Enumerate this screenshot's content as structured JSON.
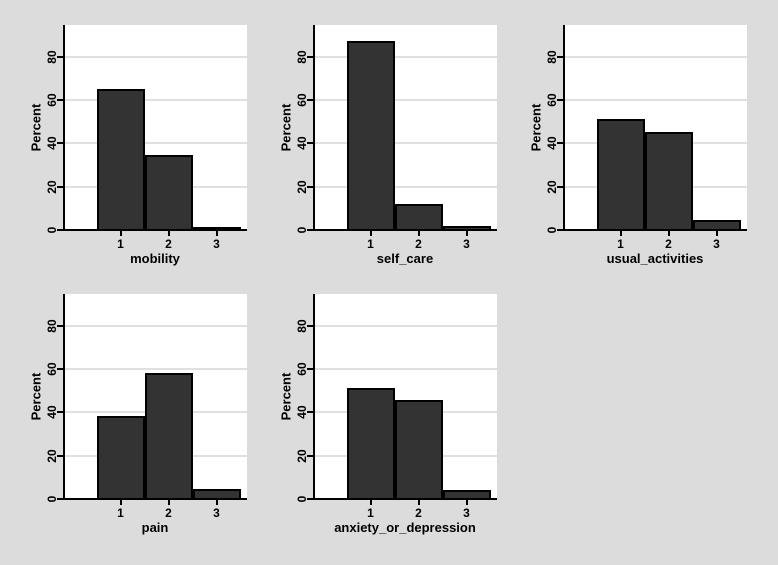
{
  "colors": {
    "background": "#dcdcdc",
    "plot_background": "#ffffff",
    "gridline": "#e0e0e0",
    "bar_fill": "#333333",
    "bar_border": "#000000",
    "axis": "#000000",
    "text": "#000000"
  },
  "axes": {
    "ylabel": "Percent",
    "y_ticks": [
      0,
      20,
      40,
      60,
      80
    ],
    "x_ticks": [
      "1",
      "2",
      "3"
    ],
    "ylim": [
      0,
      95
    ],
    "grid": true
  },
  "chart_data": [
    {
      "type": "bar",
      "title": "mobility",
      "xlabel": "mobility",
      "ylabel": "Percent",
      "categories": [
        "1",
        "2",
        "3"
      ],
      "values": [
        64.5,
        34.2,
        1.1
      ],
      "ylim": [
        0,
        95
      ],
      "y_ticks": [
        0,
        20,
        40,
        60,
        80
      ],
      "grid": true,
      "legend": "none"
    },
    {
      "type": "bar",
      "title": "self_care",
      "xlabel": "self_care",
      "ylabel": "Percent",
      "categories": [
        "1",
        "2",
        "3"
      ],
      "values": [
        86.9,
        11.6,
        1.5
      ],
      "ylim": [
        0,
        95
      ],
      "y_ticks": [
        0,
        20,
        40,
        60,
        80
      ],
      "grid": true,
      "legend": "none"
    },
    {
      "type": "bar",
      "title": "usual_activities",
      "xlabel": "usual_activities",
      "ylabel": "Percent",
      "categories": [
        "1",
        "2",
        "3"
      ],
      "values": [
        50.9,
        44.7,
        4.3
      ],
      "ylim": [
        0,
        95
      ],
      "y_ticks": [
        0,
        20,
        40,
        60,
        80
      ],
      "grid": true,
      "legend": "none"
    },
    {
      "type": "bar",
      "title": "pain",
      "xlabel": "pain",
      "ylabel": "Percent",
      "categories": [
        "1",
        "2",
        "3"
      ],
      "values": [
        38.0,
        57.7,
        4.3
      ],
      "ylim": [
        0,
        95
      ],
      "y_ticks": [
        0,
        20,
        40,
        60,
        80
      ],
      "grid": true,
      "legend": "none"
    },
    {
      "type": "bar",
      "title": "anxiety_or_depression",
      "xlabel": "anxiety_or_depression",
      "ylabel": "Percent",
      "categories": [
        "1",
        "2",
        "3"
      ],
      "values": [
        50.8,
        45.2,
        3.7
      ],
      "ylim": [
        0,
        95
      ],
      "y_ticks": [
        0,
        20,
        40,
        60,
        80
      ],
      "grid": true,
      "legend": "none"
    }
  ]
}
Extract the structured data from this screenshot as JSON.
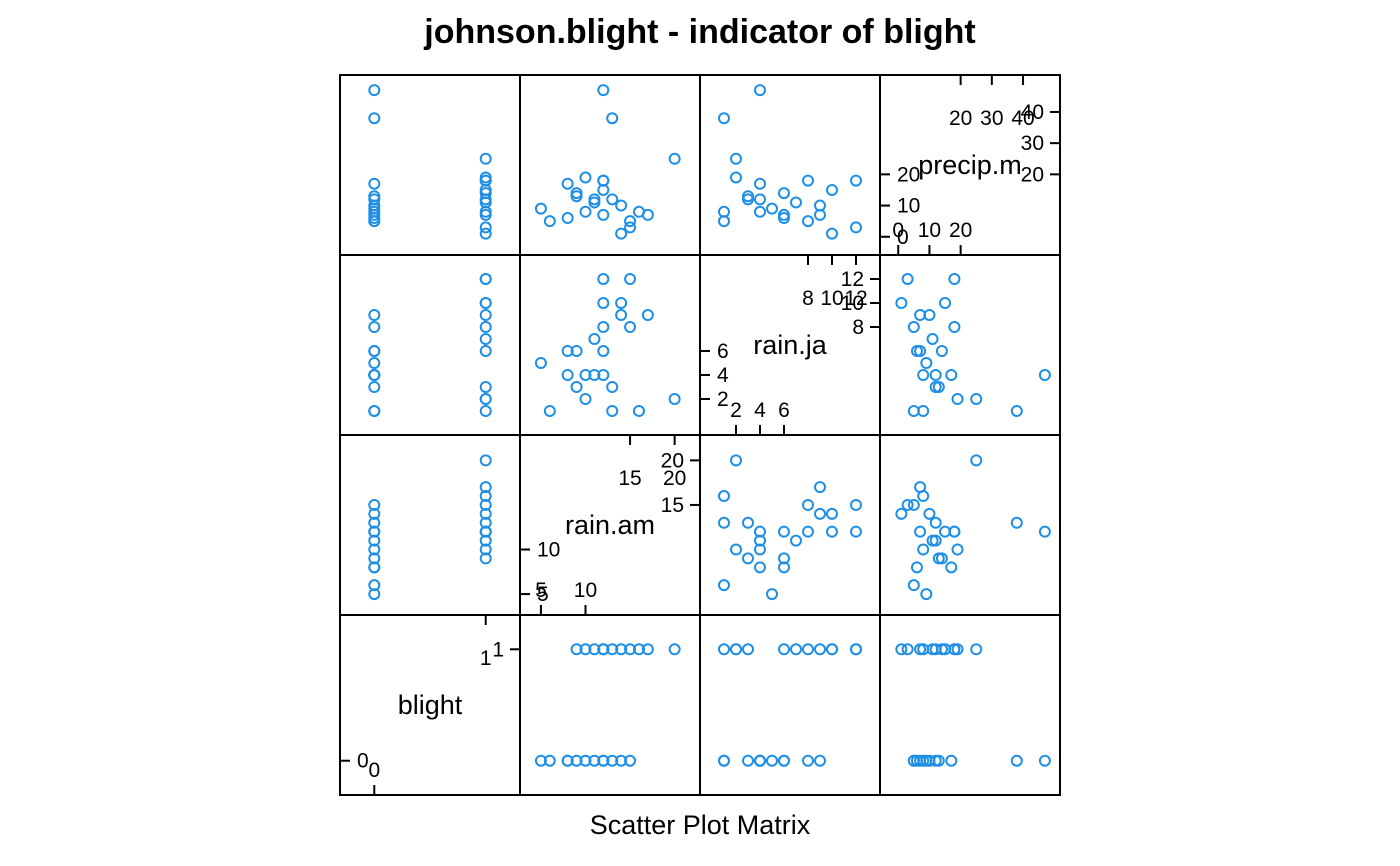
{
  "chart_data": {
    "type": "scatter",
    "title": "johnson.blight - indicator of blight",
    "xlabel": "Scatter Plot Matrix",
    "variables": [
      {
        "name": "blight",
        "label": "blight",
        "range": [
          -0.2,
          1.2
        ],
        "ticks": {
          "low": [
            "0"
          ],
          "high": [
            "1"
          ]
        }
      },
      {
        "name": "rain.am",
        "label": "rain.am",
        "range": [
          4,
          21.5
        ],
        "ticks": {
          "low": [
            "5",
            "10"
          ],
          "high": [
            "15",
            "20"
          ]
        }
      },
      {
        "name": "rain.ja",
        "label": "rain.ja",
        "range": [
          0,
          13
        ],
        "ticks": {
          "low": [
            "2",
            "4",
            "6"
          ],
          "high": [
            "8",
            "10",
            "12"
          ]
        }
      },
      {
        "name": "precip.m",
        "label": "precip.m",
        "range": [
          -2,
          48
        ],
        "ticks": {
          "low": [
            "0",
            "10",
            "20"
          ],
          "high": [
            "20",
            "30",
            "40"
          ]
        }
      }
    ],
    "observations": [
      {
        "blight": 0,
        "rain.am": 5,
        "rain.ja": 5,
        "precip.m": 9
      },
      {
        "blight": 0,
        "rain.am": 6,
        "rain.ja": 1,
        "precip.m": 5
      },
      {
        "blight": 0,
        "rain.am": 8,
        "rain.ja": 4,
        "precip.m": 17
      },
      {
        "blight": 0,
        "rain.am": 8,
        "rain.ja": 6,
        "precip.m": 6
      },
      {
        "blight": 0,
        "rain.am": 9,
        "rain.ja": 3,
        "precip.m": 13
      },
      {
        "blight": 0,
        "rain.am": 10,
        "rain.ja": 4,
        "precip.m": 8
      },
      {
        "blight": 0,
        "rain.am": 11,
        "rain.ja": 4,
        "precip.m": 12
      },
      {
        "blight": 0,
        "rain.am": 12,
        "rain.ja": 4,
        "precip.m": 47
      },
      {
        "blight": 0,
        "rain.am": 12,
        "rain.ja": 6,
        "precip.m": 7
      },
      {
        "blight": 0,
        "rain.am": 13,
        "rain.ja": 1,
        "precip.m": 38
      },
      {
        "blight": 0,
        "rain.am": 14,
        "rain.ja": 9,
        "precip.m": 10
      },
      {
        "blight": 0,
        "rain.am": 15,
        "rain.ja": 8,
        "precip.m": 5
      },
      {
        "blight": 1,
        "rain.am": 9,
        "rain.ja": 6,
        "precip.m": 14
      },
      {
        "blight": 1,
        "rain.am": 10,
        "rain.ja": 2,
        "precip.m": 19
      },
      {
        "blight": 1,
        "rain.am": 11,
        "rain.ja": 7,
        "precip.m": 11
      },
      {
        "blight": 1,
        "rain.am": 12,
        "rain.ja": 10,
        "precip.m": 15
      },
      {
        "blight": 1,
        "rain.am": 15,
        "rain.ja": 12,
        "precip.m": 3
      },
      {
        "blight": 1,
        "rain.am": 16,
        "rain.ja": 1,
        "precip.m": 8
      },
      {
        "blight": 1,
        "rain.am": 17,
        "rain.ja": 9,
        "precip.m": 7
      },
      {
        "blight": 1,
        "rain.am": 20,
        "rain.ja": 2,
        "precip.m": 25
      },
      {
        "blight": 1,
        "rain.am": 12,
        "rain.ja": 12,
        "precip.m": 18
      },
      {
        "blight": 1,
        "rain.am": 13,
        "rain.ja": 3,
        "precip.m": 12
      },
      {
        "blight": 1,
        "rain.am": 14,
        "rain.ja": 10,
        "precip.m": 1
      },
      {
        "blight": 1,
        "rain.am": 12,
        "rain.ja": 8,
        "precip.m": 18
      }
    ],
    "point_color": "#1f8fe6",
    "grid": false,
    "legend": "none"
  }
}
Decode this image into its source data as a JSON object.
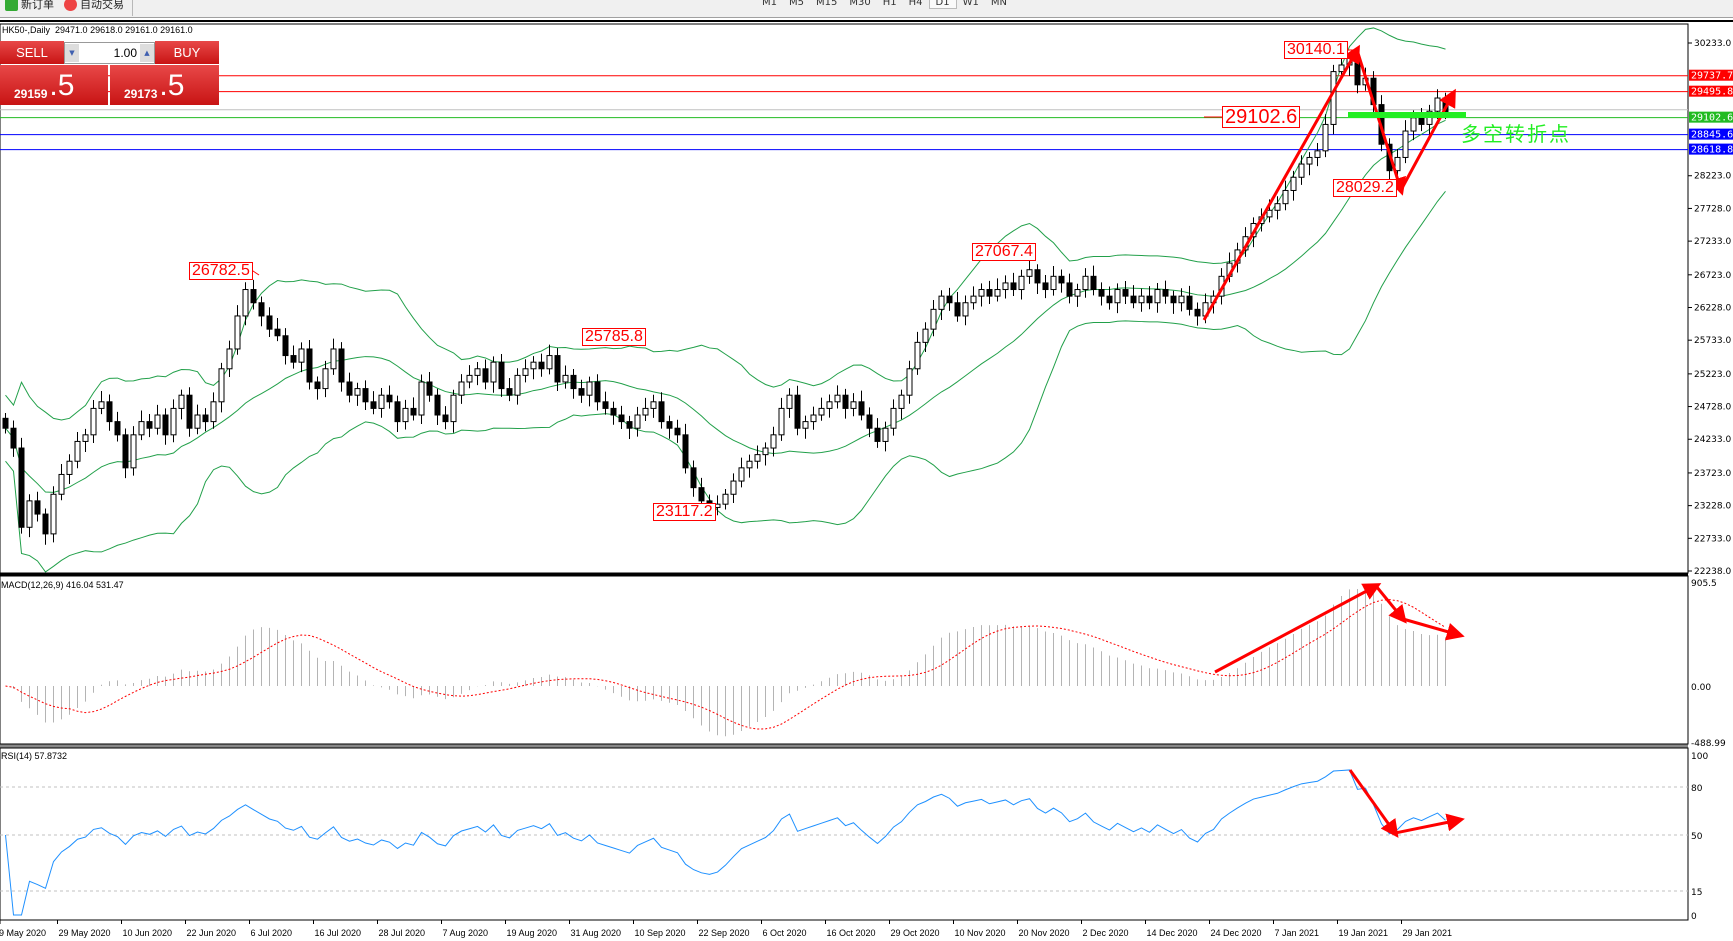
{
  "toolbar": {
    "new_order": "新订单",
    "auto_trading": "自动交易",
    "timeframes": [
      "M1",
      "M5",
      "M15",
      "M30",
      "H1",
      "H4",
      "D1",
      "W1",
      "MN"
    ],
    "active_timeframe": "D1",
    "icons": [
      "zoom-in-icon",
      "zoom-out-icon",
      "bar-chart-icon",
      "candle-chart-icon",
      "line-chart-icon",
      "tile-icon",
      "autoscroll-icon",
      "chart-shift-icon",
      "indicators-icon",
      "periods-icon",
      "templates-icon",
      "cursor-icon",
      "crosshair-icon",
      "vertical-line-icon",
      "horizontal-line-icon",
      "trendline-icon",
      "fibonacci-icon",
      "text-icon",
      "label-icon",
      "arrows-icon",
      "search-icon",
      "notification-icon"
    ]
  },
  "chart_header": {
    "symbol": "HK50-,Daily",
    "ohlc": "29471.0 29618.0 29161.0 29161.0"
  },
  "one_click": {
    "sell_label": "SELL",
    "buy_label": "BUY",
    "lot": "1.00",
    "sell_big": "29159",
    "sell_small": ".5",
    "buy_big": "29173",
    "buy_small": ".5"
  },
  "colors": {
    "bull": "#ffffff",
    "bear": "#000000",
    "bands": "#22a04a",
    "rsi": "#1e90ff",
    "signal": "#ff0000",
    "hist": "#b4b4b4",
    "annotation": "#ff0000",
    "note": "#22ee22"
  },
  "annotations": {
    "labels": [
      "26782.5",
      "25785.8",
      "23117.2",
      "27067.4",
      "30140.1",
      "29102.6",
      "28029.2"
    ],
    "note": "多空转折点"
  },
  "levels": [
    {
      "price": 29737.7,
      "label": "29737.7",
      "color": "#ff0000"
    },
    {
      "price": 29495.8,
      "label": "29495.8",
      "color": "#ff0000"
    },
    {
      "price": 29102.6,
      "label": "29102.6",
      "color": "#22bb22"
    },
    {
      "price": 28845.6,
      "label": "28845.6",
      "color": "#0000ff"
    },
    {
      "price": 28618.8,
      "label": "28618.8",
      "color": "#0000ff"
    }
  ],
  "chart_data": {
    "type": "candlestick",
    "ylim": [
      22238.0,
      30233.0
    ],
    "yticks": [
      "30233.0",
      "28223.0",
      "27728.0",
      "27233.0",
      "26723.0",
      "26228.0",
      "25733.0",
      "25223.0",
      "24728.0",
      "24233.0",
      "23723.0",
      "23228.0",
      "22733.0",
      "22238.0"
    ],
    "xticks": [
      "9 May 2020",
      "29 May 2020",
      "10 Jun 2020",
      "22 Jun 2020",
      "6 Jul 2020",
      "16 Jul 2020",
      "28 Jul 2020",
      "7 Aug 2020",
      "19 Aug 2020",
      "31 Aug 2020",
      "10 Sep 2020",
      "22 Sep 2020",
      "6 Oct 2020",
      "16 Oct 2020",
      "29 Oct 2020",
      "10 Nov 2020",
      "20 Nov 2020",
      "2 Dec 2020",
      "14 Dec 2020",
      "24 Dec 2020",
      "7 Jan 2021",
      "19 Jan 2021",
      "29 Jan 2021"
    ],
    "close_approx": [
      24400,
      24100,
      22900,
      23300,
      23100,
      22800,
      23400,
      23700,
      23900,
      24200,
      24300,
      24700,
      24800,
      24500,
      24300,
      23800,
      24300,
      24500,
      24400,
      24600,
      24300,
      24700,
      24900,
      24400,
      24600,
      24500,
      24800,
      25300,
      25600,
      26100,
      26500,
      26300,
      26100,
      25900,
      25800,
      25500,
      25400,
      25600,
      25100,
      25000,
      25300,
      25600,
      25100,
      24900,
      25000,
      24800,
      24700,
      24900,
      24800,
      24500,
      24700,
      24600,
      25100,
      24900,
      24600,
      24500,
      24900,
      25100,
      25200,
      25300,
      25100,
      25400,
      25000,
      24900,
      25200,
      25300,
      25400,
      25300,
      25500,
      25100,
      25200,
      25000,
      24900,
      25100,
      24800,
      24700,
      24600,
      24500,
      24400,
      24600,
      24700,
      24800,
      24500,
      24400,
      24300,
      23800,
      23500,
      23300,
      23200,
      23250,
      23400,
      23600,
      23800,
      23900,
      24000,
      24100,
      24300,
      24700,
      24900,
      24400,
      24500,
      24600,
      24700,
      24800,
      24900,
      24700,
      24800,
      24600,
      24400,
      24200,
      24400,
      24700,
      24900,
      25300,
      25700,
      25900,
      26200,
      26400,
      26300,
      26100,
      26300,
      26400,
      26500,
      26400,
      26500,
      26600,
      26500,
      26700,
      26800,
      26600,
      26500,
      26700,
      26600,
      26400,
      26500,
      26700,
      26500,
      26400,
      26300,
      26500,
      26400,
      26300,
      26400,
      26300,
      26500,
      26400,
      26300,
      26400,
      26200,
      26100,
      26300,
      26400,
      26700,
      26900,
      27100,
      27300,
      27500,
      27600,
      27700,
      27800,
      28000,
      28200,
      28400,
      28500,
      28600,
      29000,
      29800,
      29900,
      30000,
      29600,
      29700,
      29300,
      28700,
      28300,
      28500,
      28900,
      29100,
      29000,
      29200,
      29400,
      29161
    ],
    "bollinger": {
      "period": 20,
      "deviation": 2
    },
    "macd": {
      "label": "MACD(12,26,9) 416.04 531.47",
      "ylim": [
        -488.99,
        905.5
      ],
      "yticks": [
        "905.5",
        "0.00",
        "-488.99"
      ]
    },
    "rsi": {
      "label": "RSI(14) 57.8732",
      "period": 14,
      "ylim": [
        0,
        100
      ],
      "yticks": [
        "100",
        "80",
        "50",
        "15",
        "0"
      ],
      "levels": [
        80,
        50,
        15
      ]
    }
  }
}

************

▸ **Task prompt**:
What is the number of lines in the data that hold the word "ffffff"? Reply with that number and nothing else.

▸ **Correct result**:
2